Task details:
A bare number is all that is needed: how many lines below contain the string "down"?

*** Provided material Section Begins ***

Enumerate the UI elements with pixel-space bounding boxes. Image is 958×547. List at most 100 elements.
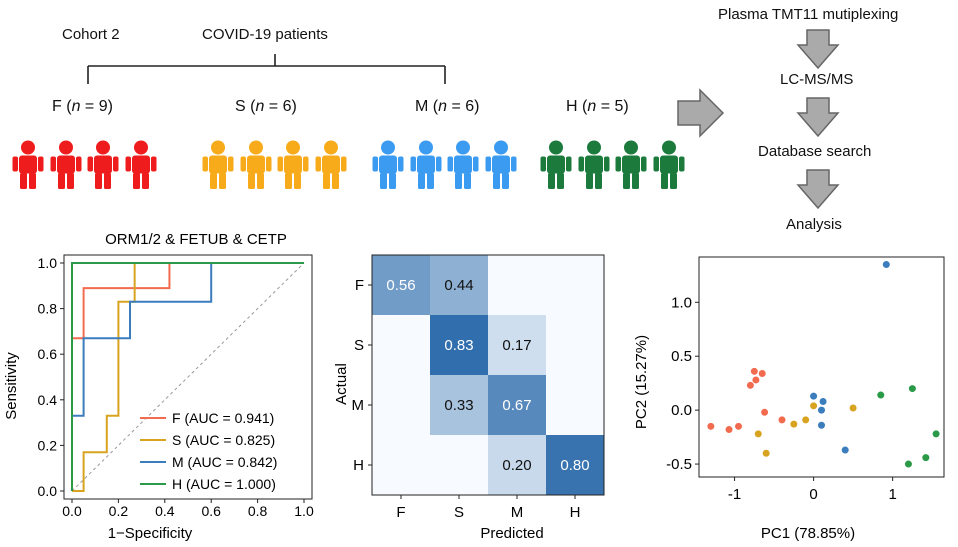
person-icon — [540, 140, 572, 189]
cm-cell — [546, 435, 604, 495]
roc-legend-label: S (AUC = 0.825) — [172, 432, 275, 448]
person-icon — [447, 140, 479, 189]
roc-ytick-label: 0.6 — [38, 346, 58, 362]
cm-col-label: F — [396, 504, 405, 521]
person-icon — [410, 140, 441, 189]
pca-point — [819, 398, 827, 406]
pca-xtick-label: 0 — [809, 486, 817, 503]
cm-cell-label: 0.56 — [386, 277, 415, 294]
cm-cell-label: 0.17 — [502, 337, 531, 354]
cm-cell — [372, 255, 430, 315]
cm-cell — [372, 435, 430, 495]
cm-cell — [430, 435, 488, 495]
cm-cell — [488, 435, 546, 495]
roc-ytick-label: 0.0 — [38, 483, 58, 499]
roc-ytick-label: 0.2 — [38, 437, 58, 453]
pca-point — [754, 430, 762, 438]
pca-point — [818, 406, 825, 414]
cm-col-label: H — [570, 504, 581, 521]
pca-point — [762, 449, 770, 457]
roc-ytick-label: 1.0 — [38, 255, 58, 271]
roc-xtick-label: 0.8 — [248, 503, 268, 519]
pca-frame — [698, 256, 945, 478]
roc-legend-label: H (AUC = 1.000) — [172, 476, 276, 492]
roc-diagonal — [71, 262, 305, 492]
cm-row-label: M — [352, 397, 365, 414]
group-label-m: M (n = 6) — [415, 98, 480, 115]
person-icon — [372, 140, 404, 189]
cm-ylabel: Actual — [333, 363, 350, 405]
arrow-down-icon — [796, 29, 840, 70]
roc-xtick-label: 0.4 — [155, 503, 175, 519]
pca-point — [735, 422, 743, 430]
pca-point — [882, 261, 890, 269]
cm-cell — [430, 315, 488, 375]
roc-xtick-label: 0.2 — [109, 503, 129, 519]
roc-xtick-label: 0.0 — [62, 503, 82, 519]
pca-point — [841, 446, 849, 454]
cm-cell-label: 0.33 — [444, 397, 473, 414]
pca-point — [707, 422, 715, 430]
group-label-s: S (n = 6) — [235, 98, 297, 115]
person-icon — [485, 140, 516, 189]
pca-point — [725, 426, 733, 434]
cm-cell — [546, 375, 604, 435]
workflow-step-4: Analysis — [786, 216, 842, 233]
cm-xlabel: Predicted — [480, 525, 543, 542]
pca-point — [932, 430, 940, 438]
pca-point — [877, 391, 885, 399]
pca-ytick-label: -0.5 — [666, 456, 692, 473]
cm-cell — [546, 315, 604, 375]
arrow-down-icon — [796, 97, 840, 138]
cm-frame — [371, 254, 605, 496]
person-icon — [615, 140, 647, 189]
person-icon — [12, 140, 44, 189]
cm-cell-label: 0.83 — [444, 337, 473, 354]
cm-cell-label: 0.67 — [502, 397, 531, 414]
roc-xtick-label: 1.0 — [294, 503, 314, 519]
roc-series-line — [72, 262, 304, 492]
person-icon — [653, 140, 684, 189]
arrow-right-icon — [677, 88, 725, 138]
roc-ytick-label: 0.4 — [38, 392, 58, 408]
pca-point — [746, 381, 754, 389]
cm-cell-label: 0.20 — [502, 457, 531, 474]
cm-cell — [372, 375, 430, 435]
person-icon — [50, 140, 81, 189]
pca-point — [922, 454, 930, 462]
pca-xlabel: PC1 (78.85%) — [761, 525, 855, 542]
pca-point — [849, 404, 857, 412]
person-icon — [202, 140, 234, 189]
workflow-step-2: LC-MS/MS — [780, 71, 854, 88]
pca-point — [750, 367, 758, 375]
cm-row-label: F — [355, 277, 364, 294]
cm-cell — [488, 255, 546, 315]
roc-series-line — [71, 262, 304, 491]
group-label-h: H (n = 5) — [566, 98, 629, 115]
workflow-step-3: Database search — [758, 143, 872, 160]
pca-point — [818, 421, 825, 429]
pca-ytick-label: 0.5 — [671, 348, 692, 365]
patients-label: COVID-19 patients — [202, 26, 328, 43]
cm-cell — [430, 255, 488, 315]
cm-col-label: M — [511, 504, 524, 521]
cohort-label: Cohort 2 — [62, 26, 120, 43]
pca-ytick-label: 0.0 — [671, 402, 692, 419]
person-icon — [578, 140, 609, 189]
roc-legend-label: M (AUC = 0.842) — [172, 454, 277, 470]
cm-col-label: S — [454, 504, 464, 521]
group-label-f: F (n = 9) — [52, 98, 113, 115]
pca-point — [810, 402, 818, 410]
roc-series-line — [71, 262, 304, 491]
roc-ytick-label: 0.8 — [38, 301, 58, 317]
pca-point — [790, 420, 798, 428]
cohort-bracket — [87, 54, 446, 84]
cm-cell — [488, 315, 546, 375]
pca-xtick-label: 1 — [888, 486, 896, 503]
arrow-down-icon — [796, 169, 840, 210]
pca-point — [758, 369, 766, 377]
pca-xtick-label: -1 — [728, 486, 741, 503]
pca-point — [908, 385, 916, 393]
pca-point — [904, 460, 912, 468]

*** Provided material Section Ends ***

Solved problem:
3